DATA SHOWN
****
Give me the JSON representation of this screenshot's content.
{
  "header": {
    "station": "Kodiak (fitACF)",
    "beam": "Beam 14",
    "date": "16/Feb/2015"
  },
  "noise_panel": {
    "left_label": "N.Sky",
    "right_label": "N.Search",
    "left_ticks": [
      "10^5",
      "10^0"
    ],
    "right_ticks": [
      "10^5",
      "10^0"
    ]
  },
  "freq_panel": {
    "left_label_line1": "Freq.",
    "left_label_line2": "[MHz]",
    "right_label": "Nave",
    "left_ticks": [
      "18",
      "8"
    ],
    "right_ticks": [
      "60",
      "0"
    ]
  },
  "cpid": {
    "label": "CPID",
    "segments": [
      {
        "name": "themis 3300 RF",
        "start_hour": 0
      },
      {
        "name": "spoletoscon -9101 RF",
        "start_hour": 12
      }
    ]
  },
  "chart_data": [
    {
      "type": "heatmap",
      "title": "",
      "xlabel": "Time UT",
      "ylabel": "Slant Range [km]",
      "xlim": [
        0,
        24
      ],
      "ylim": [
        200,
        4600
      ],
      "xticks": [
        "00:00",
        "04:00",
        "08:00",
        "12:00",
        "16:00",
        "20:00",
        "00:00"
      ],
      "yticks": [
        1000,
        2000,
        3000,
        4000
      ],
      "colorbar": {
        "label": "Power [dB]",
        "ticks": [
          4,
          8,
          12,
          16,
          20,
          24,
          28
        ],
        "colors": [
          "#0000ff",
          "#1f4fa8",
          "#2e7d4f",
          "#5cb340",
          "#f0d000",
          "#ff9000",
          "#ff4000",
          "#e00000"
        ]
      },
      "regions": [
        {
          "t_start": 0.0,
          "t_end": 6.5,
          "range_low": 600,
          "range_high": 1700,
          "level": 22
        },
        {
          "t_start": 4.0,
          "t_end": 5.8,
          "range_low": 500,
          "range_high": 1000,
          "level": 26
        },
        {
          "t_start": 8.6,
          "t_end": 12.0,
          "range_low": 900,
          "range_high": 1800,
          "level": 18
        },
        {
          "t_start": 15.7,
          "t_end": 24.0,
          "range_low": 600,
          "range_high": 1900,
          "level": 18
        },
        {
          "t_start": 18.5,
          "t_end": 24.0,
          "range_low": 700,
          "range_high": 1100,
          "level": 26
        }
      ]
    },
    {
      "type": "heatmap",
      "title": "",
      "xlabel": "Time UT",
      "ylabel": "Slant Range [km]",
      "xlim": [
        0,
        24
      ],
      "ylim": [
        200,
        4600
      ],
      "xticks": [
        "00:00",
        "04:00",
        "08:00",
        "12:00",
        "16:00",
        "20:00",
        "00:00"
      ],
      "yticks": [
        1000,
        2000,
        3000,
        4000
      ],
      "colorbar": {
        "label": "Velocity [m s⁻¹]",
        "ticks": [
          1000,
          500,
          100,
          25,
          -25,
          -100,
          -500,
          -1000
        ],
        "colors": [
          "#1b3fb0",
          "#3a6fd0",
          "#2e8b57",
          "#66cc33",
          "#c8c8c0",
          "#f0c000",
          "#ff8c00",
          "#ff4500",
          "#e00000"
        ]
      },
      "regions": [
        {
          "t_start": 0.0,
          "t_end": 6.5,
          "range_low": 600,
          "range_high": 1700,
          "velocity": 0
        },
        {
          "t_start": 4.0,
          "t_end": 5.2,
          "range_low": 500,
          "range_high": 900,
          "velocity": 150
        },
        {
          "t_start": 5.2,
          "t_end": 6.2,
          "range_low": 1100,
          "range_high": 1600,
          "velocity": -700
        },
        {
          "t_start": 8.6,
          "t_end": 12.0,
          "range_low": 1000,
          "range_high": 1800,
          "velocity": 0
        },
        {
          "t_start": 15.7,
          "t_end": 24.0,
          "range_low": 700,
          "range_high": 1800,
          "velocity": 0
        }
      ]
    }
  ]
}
****
Extract all of the data above without altering anything.

SOLUTION
Give me the JSON representation of this screenshot's content.
{
  "header": {
    "station": "Kodiak (fitACF)",
    "beam": "Beam 14",
    "date": "16/Feb/2015"
  },
  "noise_panel": {
    "left_label": "N.Sky",
    "right_label": "N.Search",
    "left_ticks": [
      "10^5",
      "10^0"
    ],
    "right_ticks": [
      "10^5",
      "10^0"
    ]
  },
  "freq_panel": {
    "left_label_line1": "Freq.",
    "left_label_line2": "[MHz]",
    "right_label": "Nave",
    "left_ticks": [
      "18",
      "8"
    ],
    "right_ticks": [
      "60",
      "0"
    ]
  },
  "cpid": {
    "label": "CPID",
    "segments": [
      {
        "name": "themis 3300 RF",
        "start_hour": 0
      },
      {
        "name": "spoletoscon -9101 RF",
        "start_hour": 12
      }
    ]
  },
  "chart_data": [
    {
      "type": "heatmap",
      "title": "",
      "xlabel": "Time UT",
      "ylabel": "Slant Range [km]",
      "xlim": [
        0,
        24
      ],
      "ylim": [
        200,
        4600
      ],
      "xticks": [
        "00:00",
        "04:00",
        "08:00",
        "12:00",
        "16:00",
        "20:00",
        "00:00"
      ],
      "yticks": [
        1000,
        2000,
        3000,
        4000
      ],
      "colorbar": {
        "label": "Power [dB]",
        "ticks": [
          4,
          8,
          12,
          16,
          20,
          24,
          28
        ],
        "colors": [
          "#0000ff",
          "#1f4fa8",
          "#2e7d4f",
          "#5cb340",
          "#f0d000",
          "#ff9000",
          "#ff4000",
          "#e00000"
        ]
      },
      "regions": [
        {
          "t_start": 0.0,
          "t_end": 6.5,
          "range_low": 600,
          "range_high": 1700,
          "level": 22
        },
        {
          "t_start": 4.0,
          "t_end": 5.8,
          "range_low": 500,
          "range_high": 1000,
          "level": 26
        },
        {
          "t_start": 8.6,
          "t_end": 12.0,
          "range_low": 900,
          "range_high": 1800,
          "level": 18
        },
        {
          "t_start": 15.7,
          "t_end": 24.0,
          "range_low": 600,
          "range_high": 1900,
          "level": 18
        },
        {
          "t_start": 18.5,
          "t_end": 24.0,
          "range_low": 700,
          "range_high": 1100,
          "level": 26
        }
      ]
    },
    {
      "type": "heatmap",
      "title": "",
      "xlabel": "Time UT",
      "ylabel": "Slant Range [km]",
      "xlim": [
        0,
        24
      ],
      "ylim": [
        200,
        4600
      ],
      "xticks": [
        "00:00",
        "04:00",
        "08:00",
        "12:00",
        "16:00",
        "20:00",
        "00:00"
      ],
      "yticks": [
        1000,
        2000,
        3000,
        4000
      ],
      "colorbar": {
        "label": "Velocity [m s⁻¹]",
        "ticks": [
          1000,
          500,
          100,
          25,
          -25,
          -100,
          -500,
          -1000
        ],
        "colors": [
          "#1b3fb0",
          "#3a6fd0",
          "#2e8b57",
          "#66cc33",
          "#c8c8c0",
          "#f0c000",
          "#ff8c00",
          "#ff4500",
          "#e00000"
        ]
      },
      "regions": [
        {
          "t_start": 0.0,
          "t_end": 6.5,
          "range_low": 600,
          "range_high": 1700,
          "velocity": 0
        },
        {
          "t_start": 4.0,
          "t_end": 5.2,
          "range_low": 500,
          "range_high": 900,
          "velocity": 150
        },
        {
          "t_start": 5.2,
          "t_end": 6.2,
          "range_low": 1100,
          "range_high": 1600,
          "velocity": -700
        },
        {
          "t_start": 8.6,
          "t_end": 12.0,
          "range_low": 1000,
          "range_high": 1800,
          "velocity": 0
        },
        {
          "t_start": 15.7,
          "t_end": 24.0,
          "range_low": 700,
          "range_high": 1800,
          "velocity": 0
        }
      ]
    }
  ]
}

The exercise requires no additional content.